Collected data:

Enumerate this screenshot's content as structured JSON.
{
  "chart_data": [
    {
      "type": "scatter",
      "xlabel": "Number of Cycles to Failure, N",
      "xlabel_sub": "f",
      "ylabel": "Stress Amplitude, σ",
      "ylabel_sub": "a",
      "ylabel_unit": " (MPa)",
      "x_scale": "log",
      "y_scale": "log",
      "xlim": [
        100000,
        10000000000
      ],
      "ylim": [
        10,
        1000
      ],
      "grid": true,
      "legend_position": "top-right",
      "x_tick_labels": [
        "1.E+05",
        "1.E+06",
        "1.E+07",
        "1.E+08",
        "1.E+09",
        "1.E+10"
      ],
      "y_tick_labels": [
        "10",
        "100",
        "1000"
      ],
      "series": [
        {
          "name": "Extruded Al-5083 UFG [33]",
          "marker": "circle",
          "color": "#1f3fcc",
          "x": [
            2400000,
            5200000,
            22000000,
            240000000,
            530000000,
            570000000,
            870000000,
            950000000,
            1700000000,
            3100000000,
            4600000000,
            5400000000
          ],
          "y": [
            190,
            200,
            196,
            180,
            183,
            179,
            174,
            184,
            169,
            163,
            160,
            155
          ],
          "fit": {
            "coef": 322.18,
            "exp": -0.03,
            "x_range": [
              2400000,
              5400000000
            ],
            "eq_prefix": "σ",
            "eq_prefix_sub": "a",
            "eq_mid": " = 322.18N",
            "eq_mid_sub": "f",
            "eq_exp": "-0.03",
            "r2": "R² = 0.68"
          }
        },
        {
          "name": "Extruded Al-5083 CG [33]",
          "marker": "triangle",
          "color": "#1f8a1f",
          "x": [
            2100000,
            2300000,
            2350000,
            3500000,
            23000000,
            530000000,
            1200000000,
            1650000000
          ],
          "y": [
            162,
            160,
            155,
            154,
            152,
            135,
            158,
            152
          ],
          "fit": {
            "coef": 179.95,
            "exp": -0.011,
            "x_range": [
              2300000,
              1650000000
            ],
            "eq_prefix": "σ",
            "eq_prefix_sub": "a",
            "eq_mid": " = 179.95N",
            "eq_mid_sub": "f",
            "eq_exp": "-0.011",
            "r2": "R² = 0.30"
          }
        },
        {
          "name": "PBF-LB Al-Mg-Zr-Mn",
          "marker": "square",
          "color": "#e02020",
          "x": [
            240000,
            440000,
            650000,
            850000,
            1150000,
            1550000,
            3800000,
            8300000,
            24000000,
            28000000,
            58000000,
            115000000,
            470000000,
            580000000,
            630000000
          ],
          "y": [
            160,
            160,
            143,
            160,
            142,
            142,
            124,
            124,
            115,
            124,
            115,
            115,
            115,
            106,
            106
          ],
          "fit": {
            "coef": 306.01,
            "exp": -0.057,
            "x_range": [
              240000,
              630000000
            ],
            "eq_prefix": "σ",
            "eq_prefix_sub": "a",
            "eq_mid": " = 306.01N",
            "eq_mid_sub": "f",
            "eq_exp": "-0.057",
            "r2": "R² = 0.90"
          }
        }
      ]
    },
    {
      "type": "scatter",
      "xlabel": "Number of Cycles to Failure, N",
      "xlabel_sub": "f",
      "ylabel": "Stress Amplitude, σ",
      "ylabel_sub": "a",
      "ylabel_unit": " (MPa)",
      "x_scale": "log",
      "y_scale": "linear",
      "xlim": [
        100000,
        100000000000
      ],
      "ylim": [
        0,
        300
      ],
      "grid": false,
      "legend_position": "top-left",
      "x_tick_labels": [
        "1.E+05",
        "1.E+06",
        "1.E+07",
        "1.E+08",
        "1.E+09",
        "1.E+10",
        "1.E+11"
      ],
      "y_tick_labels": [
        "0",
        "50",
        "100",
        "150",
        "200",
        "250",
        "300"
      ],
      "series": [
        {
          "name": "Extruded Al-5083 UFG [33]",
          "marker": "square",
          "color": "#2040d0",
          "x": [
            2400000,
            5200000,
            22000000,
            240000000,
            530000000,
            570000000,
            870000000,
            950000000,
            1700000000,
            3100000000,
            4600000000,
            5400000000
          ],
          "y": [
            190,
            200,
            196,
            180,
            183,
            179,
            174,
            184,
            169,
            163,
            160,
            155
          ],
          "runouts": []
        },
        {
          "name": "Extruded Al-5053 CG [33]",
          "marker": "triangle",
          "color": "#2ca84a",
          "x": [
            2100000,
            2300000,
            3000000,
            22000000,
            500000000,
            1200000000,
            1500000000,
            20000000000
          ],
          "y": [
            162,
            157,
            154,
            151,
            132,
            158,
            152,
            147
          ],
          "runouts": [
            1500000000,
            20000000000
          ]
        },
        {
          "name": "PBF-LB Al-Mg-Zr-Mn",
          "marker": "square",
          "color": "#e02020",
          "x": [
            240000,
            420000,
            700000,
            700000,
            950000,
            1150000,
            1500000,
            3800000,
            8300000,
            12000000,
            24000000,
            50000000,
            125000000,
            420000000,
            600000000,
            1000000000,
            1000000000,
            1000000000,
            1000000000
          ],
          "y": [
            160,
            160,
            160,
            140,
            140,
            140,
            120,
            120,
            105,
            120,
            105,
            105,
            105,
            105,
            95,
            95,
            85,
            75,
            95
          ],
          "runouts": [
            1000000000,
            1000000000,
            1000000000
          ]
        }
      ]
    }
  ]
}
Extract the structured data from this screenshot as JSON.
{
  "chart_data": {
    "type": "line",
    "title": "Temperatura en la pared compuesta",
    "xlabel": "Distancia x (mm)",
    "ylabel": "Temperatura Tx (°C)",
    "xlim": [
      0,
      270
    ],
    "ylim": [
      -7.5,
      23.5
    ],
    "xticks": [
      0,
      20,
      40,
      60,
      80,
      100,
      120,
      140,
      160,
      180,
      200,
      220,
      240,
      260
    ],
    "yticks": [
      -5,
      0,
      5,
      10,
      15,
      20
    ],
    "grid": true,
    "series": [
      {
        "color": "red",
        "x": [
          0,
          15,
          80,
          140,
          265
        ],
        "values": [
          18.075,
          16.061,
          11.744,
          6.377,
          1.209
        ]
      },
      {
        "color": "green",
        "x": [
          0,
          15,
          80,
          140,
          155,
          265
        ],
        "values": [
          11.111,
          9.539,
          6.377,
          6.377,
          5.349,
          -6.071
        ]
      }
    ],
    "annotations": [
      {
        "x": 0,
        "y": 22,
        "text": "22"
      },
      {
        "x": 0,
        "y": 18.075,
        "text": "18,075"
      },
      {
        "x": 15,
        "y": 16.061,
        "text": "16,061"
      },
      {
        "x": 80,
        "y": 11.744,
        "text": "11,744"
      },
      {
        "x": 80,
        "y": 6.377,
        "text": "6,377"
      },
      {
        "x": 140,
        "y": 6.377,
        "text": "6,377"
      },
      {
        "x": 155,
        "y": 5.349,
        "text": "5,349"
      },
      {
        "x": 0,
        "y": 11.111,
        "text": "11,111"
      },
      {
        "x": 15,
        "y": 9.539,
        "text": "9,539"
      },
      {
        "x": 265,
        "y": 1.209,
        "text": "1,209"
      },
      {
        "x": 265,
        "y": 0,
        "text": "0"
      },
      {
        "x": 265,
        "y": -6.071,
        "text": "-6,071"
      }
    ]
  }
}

Task prompt >> Copy out each record from above, exactly.

Result for this exercise >>
Enumerate this screenshot's content as structured JSON.
{
  "chart_data": [
    {
      "type": "scatter",
      "xlabel": "Number of Cycles to Failure, N",
      "xlabel_sub": "f",
      "ylabel": "Stress Amplitude, σ",
      "ylabel_sub": "a",
      "ylabel_unit": " (MPa)",
      "x_scale": "log",
      "y_scale": "log",
      "xlim": [
        100000,
        10000000000
      ],
      "ylim": [
        10,
        1000
      ],
      "grid": true,
      "legend_position": "top-right",
      "x_tick_labels": [
        "1.E+05",
        "1.E+06",
        "1.E+07",
        "1.E+08",
        "1.E+09",
        "1.E+10"
      ],
      "y_tick_labels": [
        "10",
        "100",
        "1000"
      ],
      "series": [
        {
          "name": "Extruded Al-5083 UFG [33]",
          "marker": "circle",
          "color": "#1f3fcc",
          "x": [
            2400000,
            5200000,
            22000000,
            240000000,
            530000000,
            570000000,
            870000000,
            950000000,
            1700000000,
            3100000000,
            4600000000,
            5400000000
          ],
          "y": [
            190,
            200,
            196,
            180,
            183,
            179,
            174,
            184,
            169,
            163,
            160,
            155
          ],
          "fit": {
            "coef": 322.18,
            "exp": -0.03,
            "x_range": [
              2400000,
              5400000000
            ],
            "eq_prefix": "σ",
            "eq_prefix_sub": "a",
            "eq_mid": " = 322.18N",
            "eq_mid_sub": "f",
            "eq_exp": "-0.03",
            "r2": "R² = 0.68"
          }
        },
        {
          "name": "Extruded Al-5083 CG [33]",
          "marker": "triangle",
          "color": "#1f8a1f",
          "x": [
            2100000,
            2300000,
            2350000,
            3500000,
            23000000,
            530000000,
            1200000000,
            1650000000
          ],
          "y": [
            162,
            160,
            155,
            154,
            152,
            135,
            158,
            152
          ],
          "fit": {
            "coef": 179.95,
            "exp": -0.011,
            "x_range": [
              2300000,
              1650000000
            ],
            "eq_prefix": "σ",
            "eq_prefix_sub": "a",
            "eq_mid": " = 179.95N",
            "eq_mid_sub": "f",
            "eq_exp": "-0.011",
            "r2": "R² = 0.30"
          }
        },
        {
          "name": "PBF-LB Al-Mg-Zr-Mn",
          "marker": "square",
          "color": "#e02020",
          "x": [
            240000,
            440000,
            650000,
            850000,
            1150000,
            1550000,
            3800000,
            8300000,
            24000000,
            28000000,
            58000000,
            115000000,
            470000000,
            580000000,
            630000000
          ],
          "y": [
            160,
            160,
            143,
            160,
            142,
            142,
            124,
            124,
            115,
            124,
            115,
            115,
            115,
            106,
            106
          ],
          "fit": {
            "coef": 306.01,
            "exp": -0.057,
            "x_range": [
              240000,
              630000000
            ],
            "eq_prefix": "σ",
            "eq_prefix_sub": "a",
            "eq_mid": " = 306.01N",
            "eq_mid_sub": "f",
            "eq_exp": "-0.057",
            "r2": "R² = 0.90"
          }
        }
      ]
    },
    {
      "type": "scatter",
      "xlabel": "Number of Cycles to Failure, N",
      "xlabel_sub": "f",
      "ylabel": "Stress Amplitude, σ",
      "ylabel_sub": "a",
      "ylabel_unit": " (MPa)",
      "x_scale": "log",
      "y_scale": "linear",
      "xlim": [
        100000,
        100000000000
      ],
      "ylim": [
        0,
        300
      ],
      "grid": false,
      "legend_position": "top-left",
      "x_tick_labels": [
        "1.E+05",
        "1.E+06",
        "1.E+07",
        "1.E+08",
        "1.E+09",
        "1.E+10",
        "1.E+11"
      ],
      "y_tick_labels": [
        "0",
        "50",
        "100",
        "150",
        "200",
        "250",
        "300"
      ],
      "series": [
        {
          "name": "Extruded Al-5083 UFG [33]",
          "marker": "square",
          "color": "#2040d0",
          "x": [
            2400000,
            5200000,
            22000000,
            240000000,
            530000000,
            570000000,
            870000000,
            950000000,
            1700000000,
            3100000000,
            4600000000,
            5400000000
          ],
          "y": [
            190,
            200,
            196,
            180,
            183,
            179,
            174,
            184,
            169,
            163,
            160,
            155
          ],
          "runouts": []
        },
        {
          "name": "Extruded Al-5053 CG [33]",
          "marker": "triangle",
          "color": "#2ca84a",
          "x": [
            2100000,
            2300000,
            3000000,
            22000000,
            500000000,
            1200000000,
            1500000000,
            20000000000
          ],
          "y": [
            162,
            157,
            154,
            151,
            132,
            158,
            152,
            147
          ],
          "runouts": [
            1500000000,
            20000000000
          ]
        },
        {
          "name": "PBF-LB Al-Mg-Zr-Mn",
          "marker": "square",
          "color": "#e02020",
          "x": [
            240000,
            420000,
            700000,
            700000,
            950000,
            1150000,
            1500000,
            3800000,
            8300000,
            12000000,
            24000000,
            50000000,
            125000000,
            420000000,
            600000000,
            1000000000,
            1000000000,
            1000000000,
            1000000000
          ],
          "y": [
            160,
            160,
            160,
            140,
            140,
            140,
            120,
            120,
            105,
            120,
            105,
            105,
            105,
            105,
            95,
            95,
            85,
            75,
            95
          ],
          "runouts": [
            1000000000,
            1000000000,
            1000000000
          ]
        }
      ]
    }
  ]
}
Extract the structured data from this screenshot as JSON.
{
  "chart_data": {
    "type": "line",
    "title": "Temperatura en la pared compuesta",
    "xlabel": "Distancia x (mm)",
    "ylabel": "Temperatura Tx (°C)",
    "xlim": [
      0,
      270
    ],
    "ylim": [
      -7.5,
      23.5
    ],
    "xticks": [
      0,
      20,
      40,
      60,
      80,
      100,
      120,
      140,
      160,
      180,
      200,
      220,
      240,
      260
    ],
    "yticks": [
      -5,
      0,
      5,
      10,
      15,
      20
    ],
    "grid": true,
    "series": [
      {
        "color": "red",
        "x": [
          0,
          15,
          80,
          140,
          265
        ],
        "values": [
          18.075,
          16.061,
          11.744,
          6.377,
          1.209
        ]
      },
      {
        "color": "green",
        "x": [
          0,
          15,
          80,
          140,
          155,
          265
        ],
        "values": [
          11.111,
          9.539,
          6.377,
          6.377,
          5.349,
          -6.071
        ]
      }
    ],
    "annotations": [
      {
        "x": 0,
        "y": 22,
        "text": "22"
      },
      {
        "x": 0,
        "y": 18.075,
        "text": "18,075"
      },
      {
        "x": 15,
        "y": 16.061,
        "text": "16,061"
      },
      {
        "x": 80,
        "y": 11.744,
        "text": "11,744"
      },
      {
        "x": 80,
        "y": 6.377,
        "text": "6,377"
      },
      {
        "x": 140,
        "y": 6.377,
        "text": "6,377"
      },
      {
        "x": 155,
        "y": 5.349,
        "text": "5,349"
      },
      {
        "x": 0,
        "y": 11.111,
        "text": "11,111"
      },
      {
        "x": 15,
        "y": 9.539,
        "text": "9,539"
      },
      {
        "x": 265,
        "y": 1.209,
        "text": "1,209"
      },
      {
        "x": 265,
        "y": 0,
        "text": "0"
      },
      {
        "x": 265,
        "y": -6.071,
        "text": "-6,071"
      }
    ]
  }
}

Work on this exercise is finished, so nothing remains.